**Recorded information:**
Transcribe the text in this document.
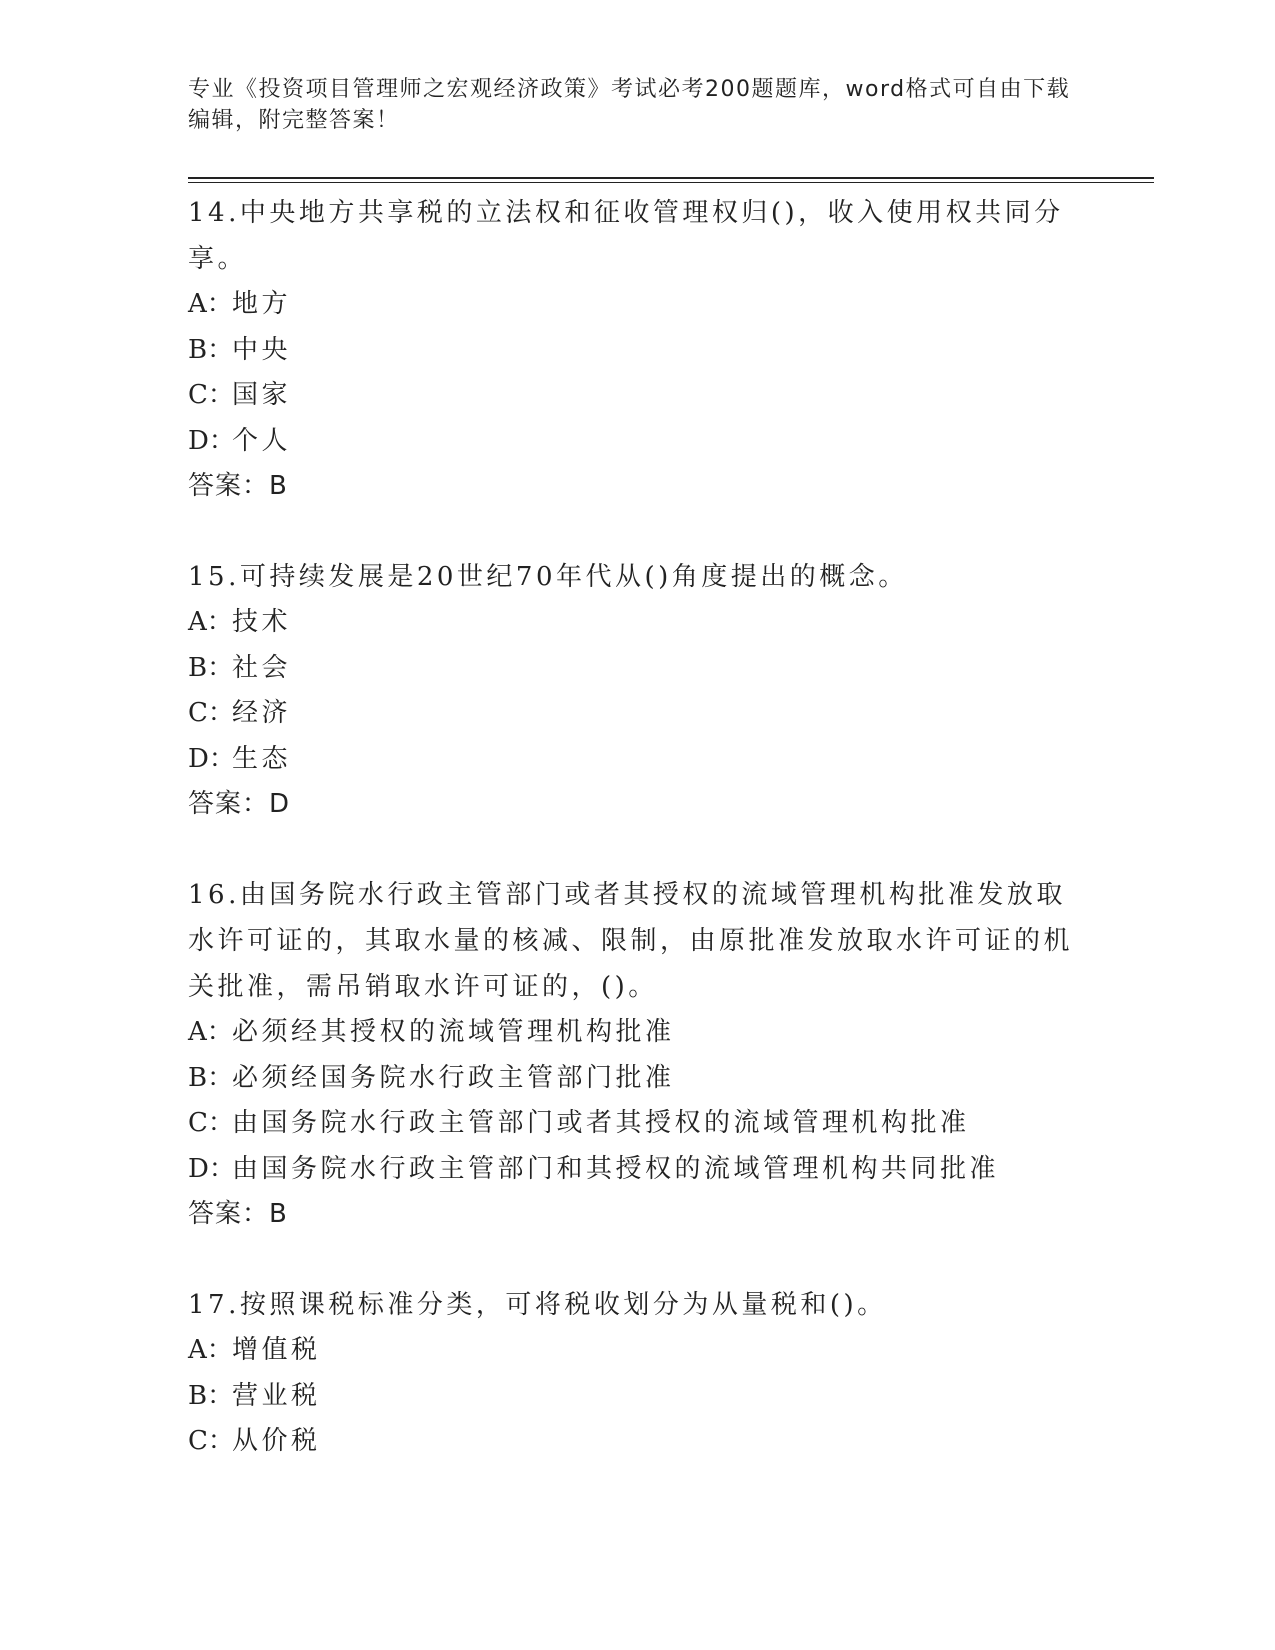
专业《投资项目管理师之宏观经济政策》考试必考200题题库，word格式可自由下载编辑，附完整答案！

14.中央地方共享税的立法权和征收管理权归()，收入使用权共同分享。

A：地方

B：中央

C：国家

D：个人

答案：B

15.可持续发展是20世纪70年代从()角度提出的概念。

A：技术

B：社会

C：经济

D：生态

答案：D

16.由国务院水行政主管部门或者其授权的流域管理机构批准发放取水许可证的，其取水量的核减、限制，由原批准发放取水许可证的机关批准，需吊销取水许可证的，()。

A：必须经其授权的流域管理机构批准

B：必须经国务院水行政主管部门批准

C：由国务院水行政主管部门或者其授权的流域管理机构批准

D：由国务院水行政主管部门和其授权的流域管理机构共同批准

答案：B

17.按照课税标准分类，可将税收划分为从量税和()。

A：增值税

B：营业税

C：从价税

**Your objective:**
Transcribe the full listing above exactly, with the images removed.

**The response:**
Transcribe the text in this document.
专业《投资项目管理师之宏观经济政策》考试必考200题题库，word格式可自由下载编辑，附完整答案！

14.中央地方共享税的立法权和征收管理权归()，收入使用权共同分享。

A：地方

B：中央

C：国家

D：个人

答案：B

15.可持续发展是20世纪70年代从()角度提出的概念。

A：技术

B：社会

C：经济

D：生态

答案：D

16.由国务院水行政主管部门或者其授权的流域管理机构批准发放取水许可证的，其取水量的核减、限制，由原批准发放取水许可证的机关批准，需吊销取水许可证的，()。

A：必须经其授权的流域管理机构批准

B：必须经国务院水行政主管部门批准

C：由国务院水行政主管部门或者其授权的流域管理机构批准

D：由国务院水行政主管部门和其授权的流域管理机构共同批准

答案：B

17.按照课税标准分类，可将税收划分为从量税和()。

A：增值税

B：营业税

C：从价税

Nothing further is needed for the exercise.